▸ **TASK REQUIREMENTS**
Keep every line where the word "bulunur" appears; drop the rest.

-- start of RECORDS SHOWN --

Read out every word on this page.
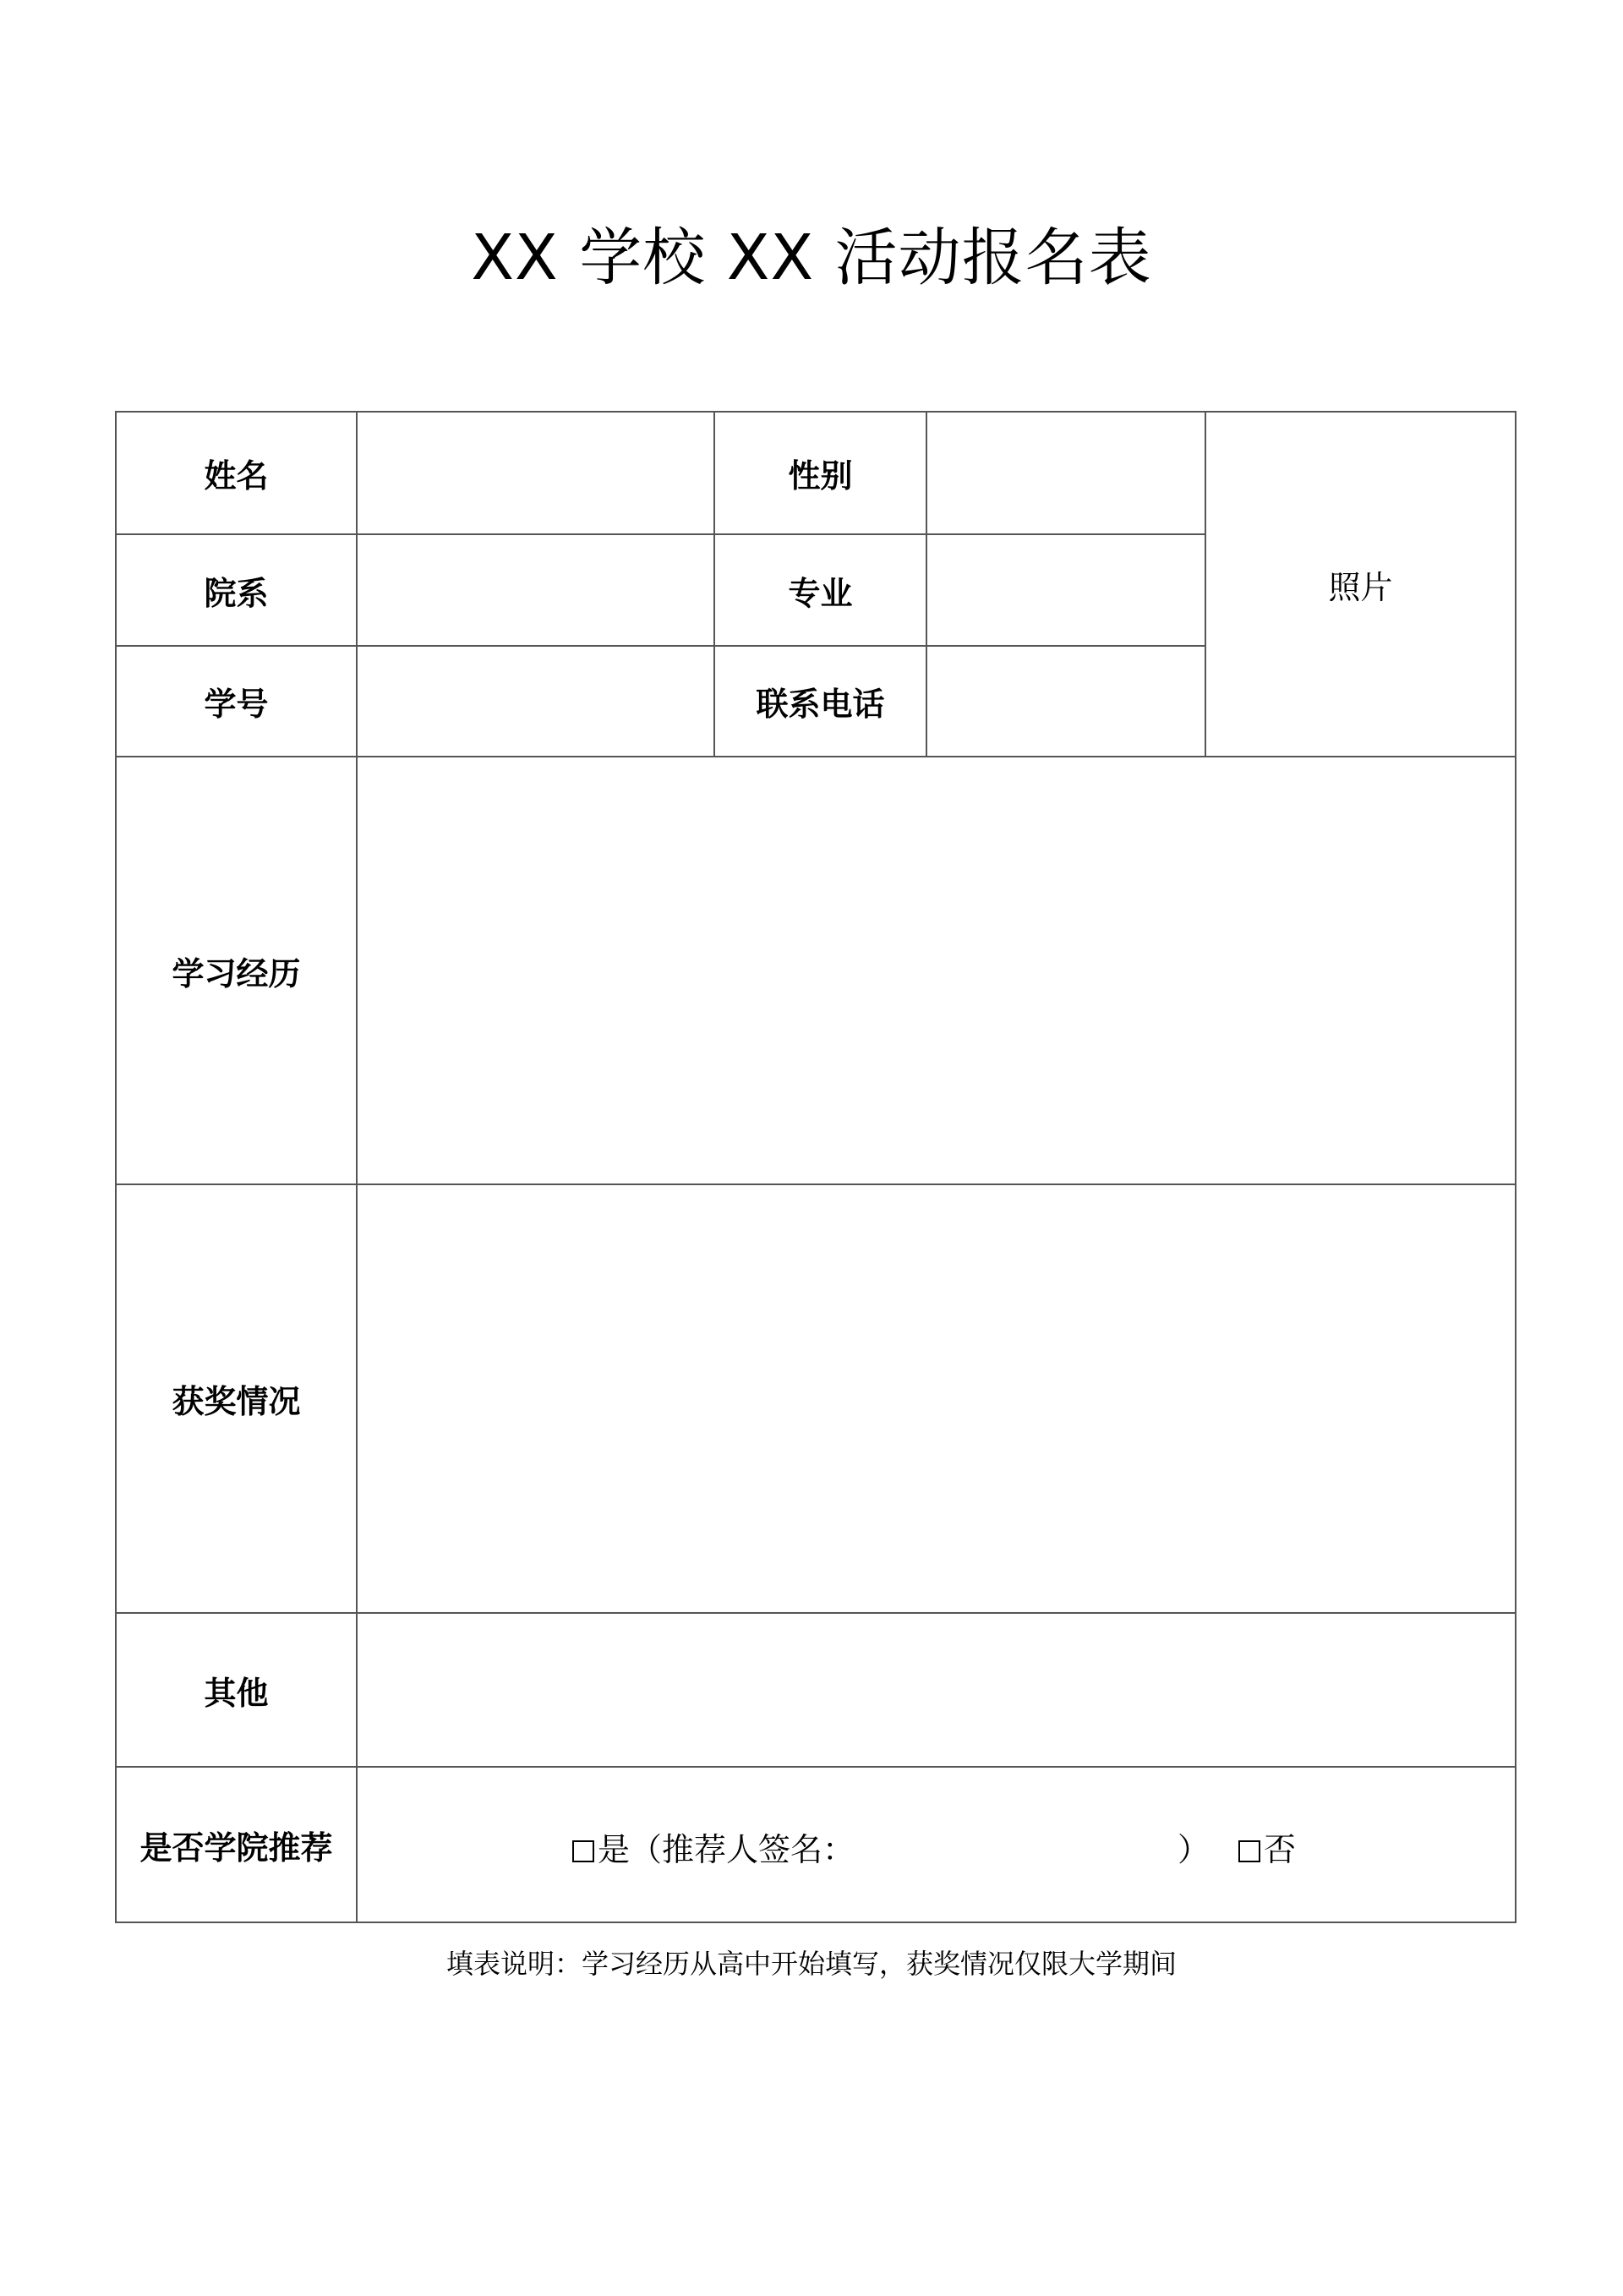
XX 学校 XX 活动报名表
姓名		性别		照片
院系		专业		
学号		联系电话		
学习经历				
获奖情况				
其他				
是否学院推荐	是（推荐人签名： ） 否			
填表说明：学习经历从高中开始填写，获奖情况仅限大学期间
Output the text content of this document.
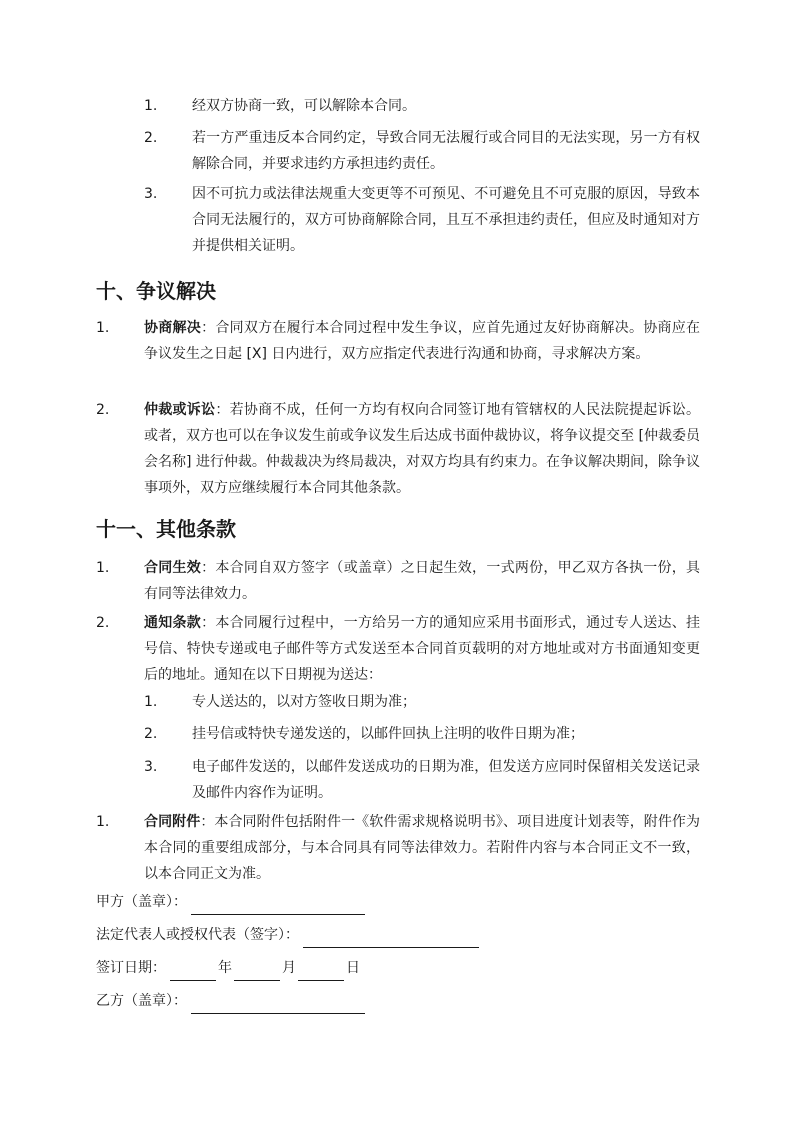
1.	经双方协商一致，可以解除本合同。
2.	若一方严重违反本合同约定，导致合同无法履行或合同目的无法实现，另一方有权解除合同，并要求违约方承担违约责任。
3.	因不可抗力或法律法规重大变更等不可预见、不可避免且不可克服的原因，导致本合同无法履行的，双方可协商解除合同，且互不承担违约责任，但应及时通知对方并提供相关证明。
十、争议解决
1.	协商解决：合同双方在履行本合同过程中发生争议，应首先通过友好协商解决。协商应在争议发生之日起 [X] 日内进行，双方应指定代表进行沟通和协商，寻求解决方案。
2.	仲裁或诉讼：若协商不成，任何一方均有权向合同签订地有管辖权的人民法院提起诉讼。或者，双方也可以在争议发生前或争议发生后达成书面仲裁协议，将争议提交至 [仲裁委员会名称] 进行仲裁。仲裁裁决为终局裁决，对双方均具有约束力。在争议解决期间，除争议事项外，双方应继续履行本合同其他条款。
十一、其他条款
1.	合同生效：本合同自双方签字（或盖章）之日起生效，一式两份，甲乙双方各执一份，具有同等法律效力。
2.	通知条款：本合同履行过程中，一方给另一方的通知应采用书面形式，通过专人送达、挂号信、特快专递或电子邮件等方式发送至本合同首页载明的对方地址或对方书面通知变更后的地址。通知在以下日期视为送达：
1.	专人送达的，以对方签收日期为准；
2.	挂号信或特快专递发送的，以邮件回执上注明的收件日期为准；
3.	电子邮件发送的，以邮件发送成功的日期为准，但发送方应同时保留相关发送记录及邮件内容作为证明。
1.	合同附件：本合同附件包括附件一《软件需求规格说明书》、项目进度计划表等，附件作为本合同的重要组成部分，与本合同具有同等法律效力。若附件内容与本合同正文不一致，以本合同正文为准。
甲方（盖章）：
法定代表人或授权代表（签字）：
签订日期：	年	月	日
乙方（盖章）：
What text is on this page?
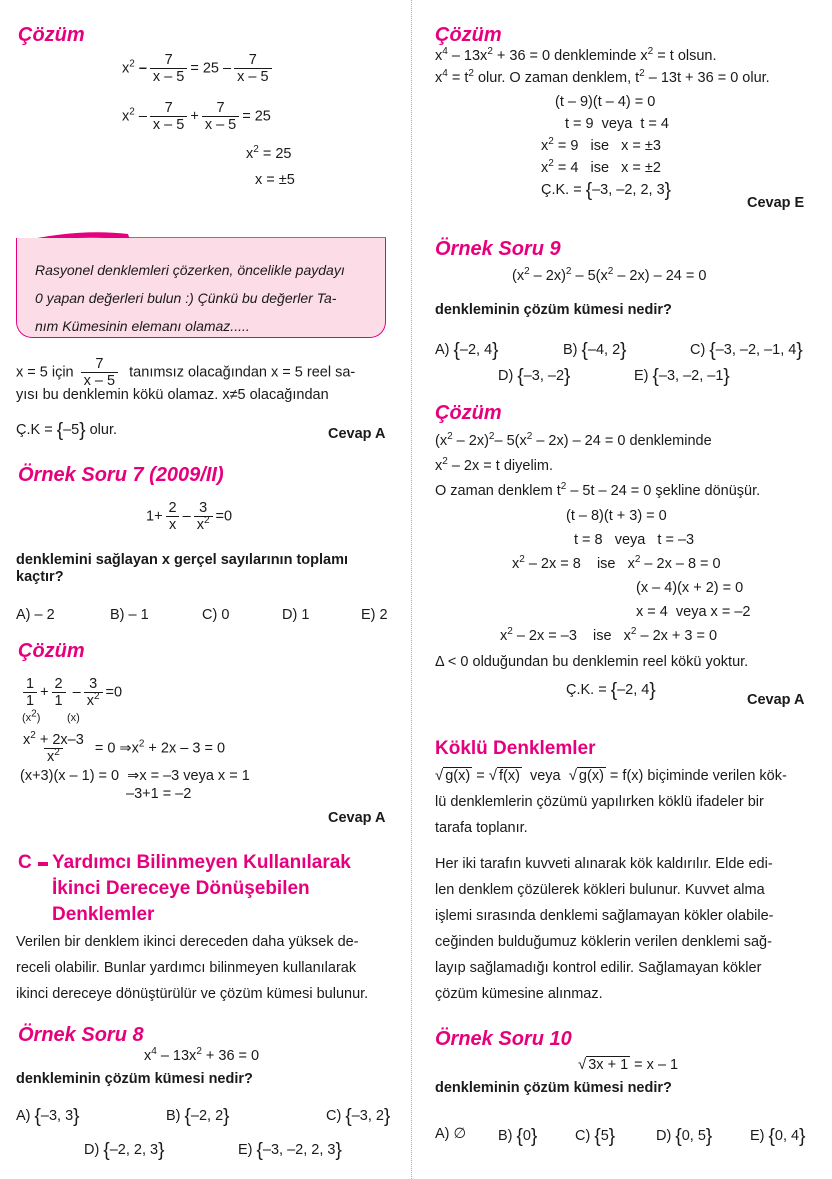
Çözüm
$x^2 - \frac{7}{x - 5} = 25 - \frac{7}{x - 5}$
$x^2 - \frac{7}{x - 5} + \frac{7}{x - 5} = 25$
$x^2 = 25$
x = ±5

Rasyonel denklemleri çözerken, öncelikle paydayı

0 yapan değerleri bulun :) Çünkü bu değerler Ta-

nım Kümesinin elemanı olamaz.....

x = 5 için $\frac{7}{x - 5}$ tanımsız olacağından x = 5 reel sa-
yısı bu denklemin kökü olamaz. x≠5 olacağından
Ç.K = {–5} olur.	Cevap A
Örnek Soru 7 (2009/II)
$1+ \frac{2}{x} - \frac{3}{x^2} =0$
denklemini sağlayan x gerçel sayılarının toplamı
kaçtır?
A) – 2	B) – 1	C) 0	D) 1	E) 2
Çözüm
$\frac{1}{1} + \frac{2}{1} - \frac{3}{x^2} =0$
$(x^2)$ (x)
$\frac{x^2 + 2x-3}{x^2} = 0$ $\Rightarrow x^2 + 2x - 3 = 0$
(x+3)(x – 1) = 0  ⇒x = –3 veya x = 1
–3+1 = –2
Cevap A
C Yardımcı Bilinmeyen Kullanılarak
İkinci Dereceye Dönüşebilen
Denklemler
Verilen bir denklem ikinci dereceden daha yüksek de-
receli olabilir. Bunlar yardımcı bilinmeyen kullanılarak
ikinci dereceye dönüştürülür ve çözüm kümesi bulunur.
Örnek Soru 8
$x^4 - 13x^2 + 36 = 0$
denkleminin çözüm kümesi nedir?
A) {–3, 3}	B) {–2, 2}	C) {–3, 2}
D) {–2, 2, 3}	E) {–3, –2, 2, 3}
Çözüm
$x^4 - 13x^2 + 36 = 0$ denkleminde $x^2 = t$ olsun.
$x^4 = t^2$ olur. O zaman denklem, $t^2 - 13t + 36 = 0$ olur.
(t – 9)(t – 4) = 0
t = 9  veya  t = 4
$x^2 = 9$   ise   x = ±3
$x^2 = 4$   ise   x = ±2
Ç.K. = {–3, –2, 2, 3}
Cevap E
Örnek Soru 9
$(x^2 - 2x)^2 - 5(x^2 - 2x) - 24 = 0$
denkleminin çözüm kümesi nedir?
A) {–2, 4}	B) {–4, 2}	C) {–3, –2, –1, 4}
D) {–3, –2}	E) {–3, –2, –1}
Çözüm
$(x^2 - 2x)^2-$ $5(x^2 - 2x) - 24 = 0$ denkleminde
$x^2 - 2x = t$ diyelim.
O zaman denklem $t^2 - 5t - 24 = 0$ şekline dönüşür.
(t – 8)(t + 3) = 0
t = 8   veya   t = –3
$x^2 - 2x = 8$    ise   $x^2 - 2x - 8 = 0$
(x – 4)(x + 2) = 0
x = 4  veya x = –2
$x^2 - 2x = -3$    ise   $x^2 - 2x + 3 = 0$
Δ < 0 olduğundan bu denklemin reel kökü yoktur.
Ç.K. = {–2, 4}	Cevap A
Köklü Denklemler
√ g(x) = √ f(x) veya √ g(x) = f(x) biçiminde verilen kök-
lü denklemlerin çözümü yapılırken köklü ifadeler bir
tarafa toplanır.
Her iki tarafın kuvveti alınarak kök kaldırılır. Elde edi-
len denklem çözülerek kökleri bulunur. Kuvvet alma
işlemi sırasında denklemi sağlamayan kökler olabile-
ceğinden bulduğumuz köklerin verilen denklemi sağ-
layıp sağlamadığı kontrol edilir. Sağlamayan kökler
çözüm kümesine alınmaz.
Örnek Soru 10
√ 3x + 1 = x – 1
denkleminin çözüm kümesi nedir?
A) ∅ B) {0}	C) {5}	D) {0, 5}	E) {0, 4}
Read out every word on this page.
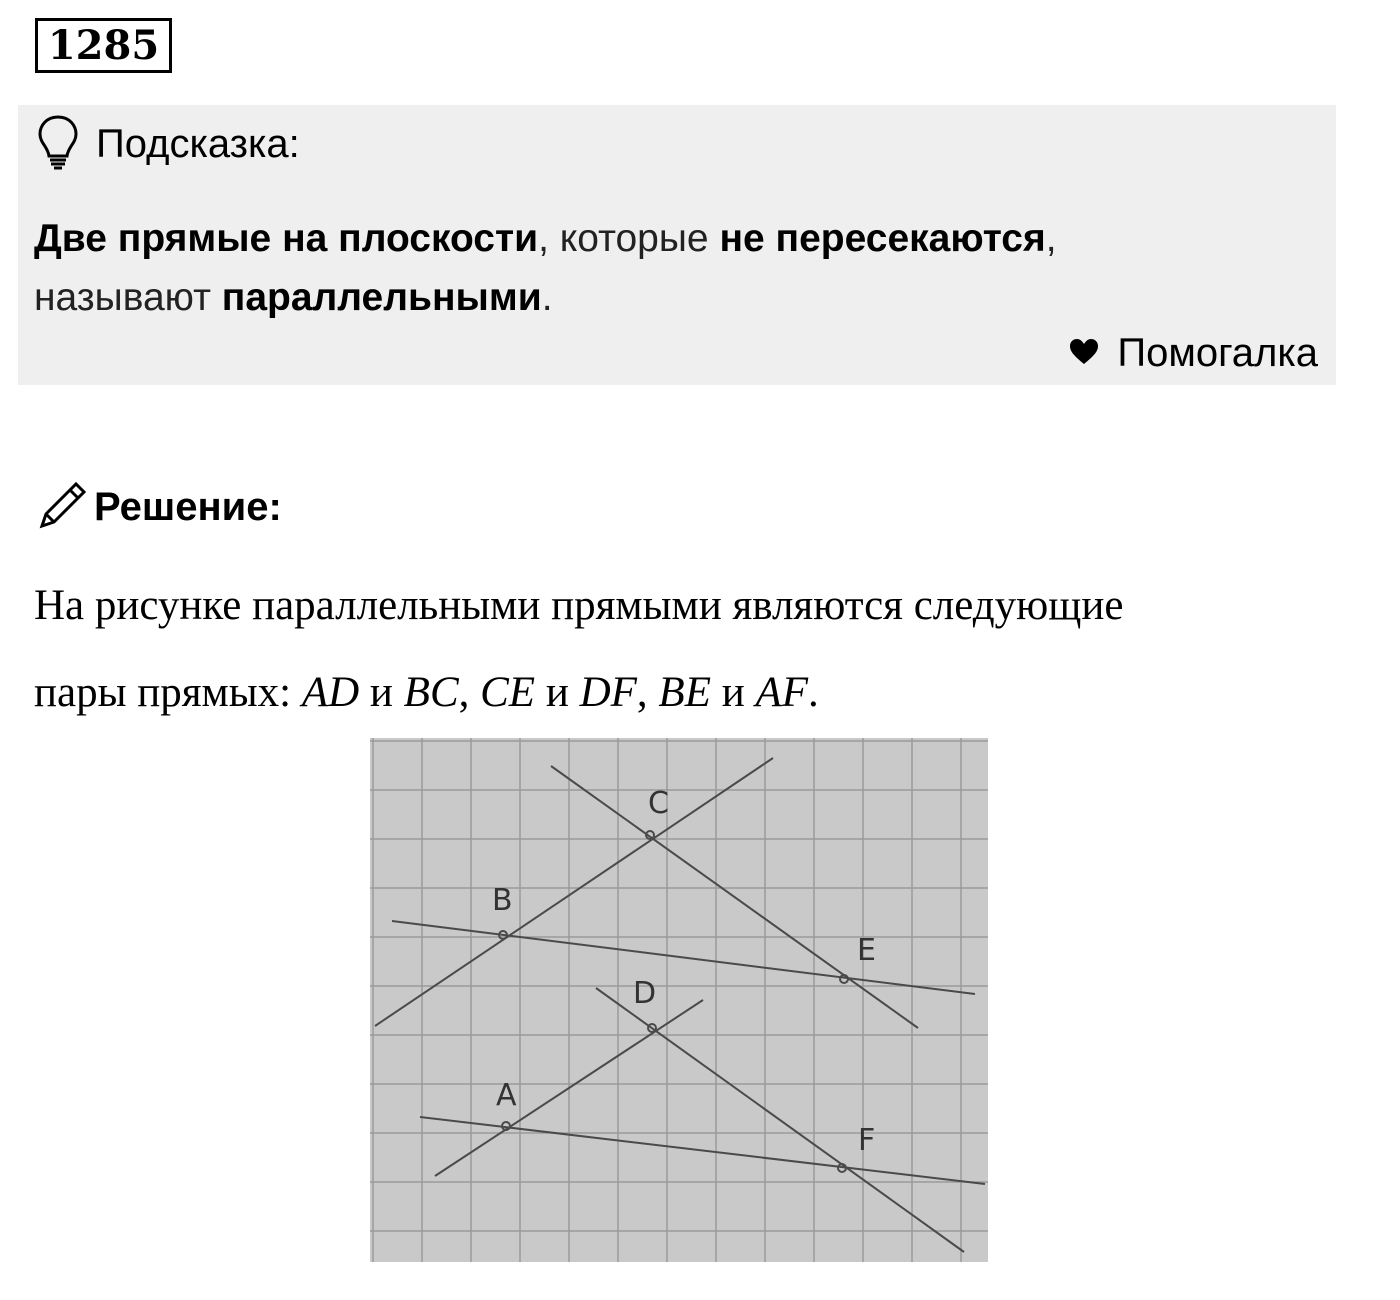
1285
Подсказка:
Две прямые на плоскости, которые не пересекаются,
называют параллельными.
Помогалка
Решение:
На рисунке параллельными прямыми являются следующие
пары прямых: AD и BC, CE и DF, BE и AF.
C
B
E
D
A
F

-- end of RECORDS SHOWN --

▸ **OUTPUT**
ikinci dereceye dönüştürülür ve çözüm kümesi bulunur.
len denklem çözülerek kökleri bulunur. Kuvvet alma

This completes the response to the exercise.